Dataset entries on figures
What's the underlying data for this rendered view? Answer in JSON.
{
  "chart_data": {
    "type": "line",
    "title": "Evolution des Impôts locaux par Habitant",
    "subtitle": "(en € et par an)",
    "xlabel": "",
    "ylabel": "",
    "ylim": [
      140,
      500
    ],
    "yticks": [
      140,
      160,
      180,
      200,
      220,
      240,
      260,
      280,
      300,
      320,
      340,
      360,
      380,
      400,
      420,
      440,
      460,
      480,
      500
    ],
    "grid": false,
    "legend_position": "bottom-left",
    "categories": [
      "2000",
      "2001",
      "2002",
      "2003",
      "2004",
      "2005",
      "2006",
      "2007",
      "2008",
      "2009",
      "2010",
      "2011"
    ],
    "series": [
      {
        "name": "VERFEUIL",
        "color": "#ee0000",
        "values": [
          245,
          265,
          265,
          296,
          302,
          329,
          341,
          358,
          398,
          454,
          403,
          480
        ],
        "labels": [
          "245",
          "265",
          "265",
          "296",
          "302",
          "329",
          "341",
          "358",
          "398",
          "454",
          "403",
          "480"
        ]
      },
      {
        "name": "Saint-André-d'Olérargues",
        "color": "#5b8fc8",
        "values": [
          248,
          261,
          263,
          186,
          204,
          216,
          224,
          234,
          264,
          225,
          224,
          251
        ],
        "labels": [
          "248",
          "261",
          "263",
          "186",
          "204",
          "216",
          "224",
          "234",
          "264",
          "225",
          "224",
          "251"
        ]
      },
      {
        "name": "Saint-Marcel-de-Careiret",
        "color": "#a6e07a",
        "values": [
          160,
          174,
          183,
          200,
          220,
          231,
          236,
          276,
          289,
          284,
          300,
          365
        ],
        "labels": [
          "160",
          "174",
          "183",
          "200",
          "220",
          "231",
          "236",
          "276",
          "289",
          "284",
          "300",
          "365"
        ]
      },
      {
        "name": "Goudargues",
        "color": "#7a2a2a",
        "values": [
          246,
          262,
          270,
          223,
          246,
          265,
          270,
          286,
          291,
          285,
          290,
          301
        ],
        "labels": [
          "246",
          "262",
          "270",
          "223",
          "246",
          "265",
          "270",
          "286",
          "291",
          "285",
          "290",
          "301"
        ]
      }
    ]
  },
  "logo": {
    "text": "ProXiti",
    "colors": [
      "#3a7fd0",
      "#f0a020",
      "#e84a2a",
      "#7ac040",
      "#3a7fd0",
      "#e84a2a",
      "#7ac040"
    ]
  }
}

=== Work required ===
Output every entry shown above, exactly.

=== Exercise solution ===
What's the underlying data for this rendered view? Answer in JSON.
{
  "chart_data": {
    "type": "line",
    "title": "Evolution des Impôts locaux par Habitant",
    "subtitle": "(en € et par an)",
    "xlabel": "",
    "ylabel": "",
    "ylim": [
      140,
      500
    ],
    "yticks": [
      140,
      160,
      180,
      200,
      220,
      240,
      260,
      280,
      300,
      320,
      340,
      360,
      380,
      400,
      420,
      440,
      460,
      480,
      500
    ],
    "grid": false,
    "legend_position": "bottom-left",
    "categories": [
      "2000",
      "2001",
      "2002",
      "2003",
      "2004",
      "2005",
      "2006",
      "2007",
      "2008",
      "2009",
      "2010",
      "2011"
    ],
    "series": [
      {
        "name": "VERFEUIL",
        "color": "#ee0000",
        "values": [
          245,
          265,
          265,
          296,
          302,
          329,
          341,
          358,
          398,
          454,
          403,
          480
        ],
        "labels": [
          "245",
          "265",
          "265",
          "296",
          "302",
          "329",
          "341",
          "358",
          "398",
          "454",
          "403",
          "480"
        ]
      },
      {
        "name": "Saint-André-d'Olérargues",
        "color": "#5b8fc8",
        "values": [
          248,
          261,
          263,
          186,
          204,
          216,
          224,
          234,
          264,
          225,
          224,
          251
        ],
        "labels": [
          "248",
          "261",
          "263",
          "186",
          "204",
          "216",
          "224",
          "234",
          "264",
          "225",
          "224",
          "251"
        ]
      },
      {
        "name": "Saint-Marcel-de-Careiret",
        "color": "#a6e07a",
        "values": [
          160,
          174,
          183,
          200,
          220,
          231,
          236,
          276,
          289,
          284,
          300,
          365
        ],
        "labels": [
          "160",
          "174",
          "183",
          "200",
          "220",
          "231",
          "236",
          "276",
          "289",
          "284",
          "300",
          "365"
        ]
      },
      {
        "name": "Goudargues",
        "color": "#7a2a2a",
        "values": [
          246,
          262,
          270,
          223,
          246,
          265,
          270,
          286,
          291,
          285,
          290,
          301
        ],
        "labels": [
          "246",
          "262",
          "270",
          "223",
          "246",
          "265",
          "270",
          "286",
          "291",
          "285",
          "290",
          "301"
        ]
      }
    ]
  },
  "logo": {
    "text": "ProXiti",
    "colors": [
      "#3a7fd0",
      "#f0a020",
      "#e84a2a",
      "#7ac040",
      "#3a7fd0",
      "#e84a2a",
      "#7ac040"
    ]
  }
}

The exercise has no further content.